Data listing

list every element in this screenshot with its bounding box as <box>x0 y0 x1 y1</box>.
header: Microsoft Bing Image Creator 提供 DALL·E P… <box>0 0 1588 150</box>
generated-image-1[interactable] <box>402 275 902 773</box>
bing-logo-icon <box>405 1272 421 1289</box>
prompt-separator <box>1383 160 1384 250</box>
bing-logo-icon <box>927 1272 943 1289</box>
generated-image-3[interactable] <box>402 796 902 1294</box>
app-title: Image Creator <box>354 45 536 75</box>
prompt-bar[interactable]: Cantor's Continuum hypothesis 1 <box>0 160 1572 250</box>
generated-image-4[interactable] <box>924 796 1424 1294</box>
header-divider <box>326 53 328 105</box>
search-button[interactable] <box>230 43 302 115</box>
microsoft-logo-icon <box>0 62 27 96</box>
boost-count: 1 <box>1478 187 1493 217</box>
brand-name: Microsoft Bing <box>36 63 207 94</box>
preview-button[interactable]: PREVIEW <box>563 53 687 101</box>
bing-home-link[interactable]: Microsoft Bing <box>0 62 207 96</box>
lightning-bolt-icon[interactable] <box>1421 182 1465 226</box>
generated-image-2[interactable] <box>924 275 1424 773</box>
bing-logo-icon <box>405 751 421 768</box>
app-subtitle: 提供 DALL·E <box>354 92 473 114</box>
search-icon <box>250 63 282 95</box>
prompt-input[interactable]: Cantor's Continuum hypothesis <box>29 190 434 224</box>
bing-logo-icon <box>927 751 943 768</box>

--

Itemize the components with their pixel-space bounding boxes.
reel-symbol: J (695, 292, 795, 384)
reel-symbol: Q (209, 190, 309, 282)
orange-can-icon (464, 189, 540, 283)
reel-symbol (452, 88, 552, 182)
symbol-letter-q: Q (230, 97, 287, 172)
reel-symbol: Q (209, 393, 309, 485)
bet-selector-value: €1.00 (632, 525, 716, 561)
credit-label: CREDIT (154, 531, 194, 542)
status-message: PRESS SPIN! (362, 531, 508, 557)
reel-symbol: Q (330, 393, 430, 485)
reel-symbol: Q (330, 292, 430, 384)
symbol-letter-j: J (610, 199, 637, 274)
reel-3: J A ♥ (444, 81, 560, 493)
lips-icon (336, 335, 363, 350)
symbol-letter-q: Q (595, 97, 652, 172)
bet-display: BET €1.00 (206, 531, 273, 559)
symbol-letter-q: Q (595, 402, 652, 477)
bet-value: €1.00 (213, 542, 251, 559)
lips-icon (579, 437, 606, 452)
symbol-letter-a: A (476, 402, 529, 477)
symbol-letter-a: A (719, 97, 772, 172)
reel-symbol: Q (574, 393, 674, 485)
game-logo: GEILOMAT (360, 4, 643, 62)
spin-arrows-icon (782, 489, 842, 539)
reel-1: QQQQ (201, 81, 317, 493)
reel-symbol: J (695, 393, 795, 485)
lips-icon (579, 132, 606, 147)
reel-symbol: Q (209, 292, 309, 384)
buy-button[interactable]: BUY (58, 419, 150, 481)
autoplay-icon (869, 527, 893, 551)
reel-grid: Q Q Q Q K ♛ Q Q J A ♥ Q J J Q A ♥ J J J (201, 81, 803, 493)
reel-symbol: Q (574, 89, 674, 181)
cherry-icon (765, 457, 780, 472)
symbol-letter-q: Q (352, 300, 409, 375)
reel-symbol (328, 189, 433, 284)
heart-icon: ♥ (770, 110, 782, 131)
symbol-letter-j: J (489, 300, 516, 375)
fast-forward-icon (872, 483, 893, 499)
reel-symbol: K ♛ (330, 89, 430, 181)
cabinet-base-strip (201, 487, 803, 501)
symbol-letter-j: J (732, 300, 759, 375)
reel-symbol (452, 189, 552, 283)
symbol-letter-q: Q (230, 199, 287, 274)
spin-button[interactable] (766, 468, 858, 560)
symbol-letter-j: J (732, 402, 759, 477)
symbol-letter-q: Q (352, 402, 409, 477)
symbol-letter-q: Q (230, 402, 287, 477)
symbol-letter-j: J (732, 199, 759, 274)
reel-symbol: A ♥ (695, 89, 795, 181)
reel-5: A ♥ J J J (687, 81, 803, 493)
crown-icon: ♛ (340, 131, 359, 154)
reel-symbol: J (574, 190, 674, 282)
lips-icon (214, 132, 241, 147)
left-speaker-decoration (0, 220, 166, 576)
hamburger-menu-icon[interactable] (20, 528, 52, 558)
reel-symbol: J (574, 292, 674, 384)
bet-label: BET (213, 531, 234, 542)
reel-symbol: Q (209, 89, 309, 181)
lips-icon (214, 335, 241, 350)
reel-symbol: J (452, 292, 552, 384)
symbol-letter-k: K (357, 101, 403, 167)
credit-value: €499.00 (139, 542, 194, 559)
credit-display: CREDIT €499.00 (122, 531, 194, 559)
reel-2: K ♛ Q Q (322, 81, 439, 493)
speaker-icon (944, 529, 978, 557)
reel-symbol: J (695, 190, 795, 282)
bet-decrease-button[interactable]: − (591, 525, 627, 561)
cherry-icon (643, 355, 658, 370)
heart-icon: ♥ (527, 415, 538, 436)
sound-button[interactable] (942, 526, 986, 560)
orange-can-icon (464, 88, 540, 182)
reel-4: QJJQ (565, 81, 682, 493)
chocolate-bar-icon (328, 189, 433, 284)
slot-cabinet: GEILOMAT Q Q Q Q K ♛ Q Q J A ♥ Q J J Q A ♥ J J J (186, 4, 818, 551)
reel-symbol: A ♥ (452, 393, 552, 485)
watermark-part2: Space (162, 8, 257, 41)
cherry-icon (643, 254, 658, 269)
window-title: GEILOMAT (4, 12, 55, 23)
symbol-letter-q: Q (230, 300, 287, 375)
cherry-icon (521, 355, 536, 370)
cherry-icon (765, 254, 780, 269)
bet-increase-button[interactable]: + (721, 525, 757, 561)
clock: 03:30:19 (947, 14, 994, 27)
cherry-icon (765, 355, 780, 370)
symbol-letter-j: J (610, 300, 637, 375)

Task objective: Find every line in the listing above that contains the word "Continuum" and copy each of those lines. Case counts.

Written solution:
prompt-bar[interactable]: Cantor's Continuum hypothesis 1 <box>0 160 1572 250</box>
prompt-input[interactable]: Cantor's Continuum hypothesis <box>29 190 434 224</box>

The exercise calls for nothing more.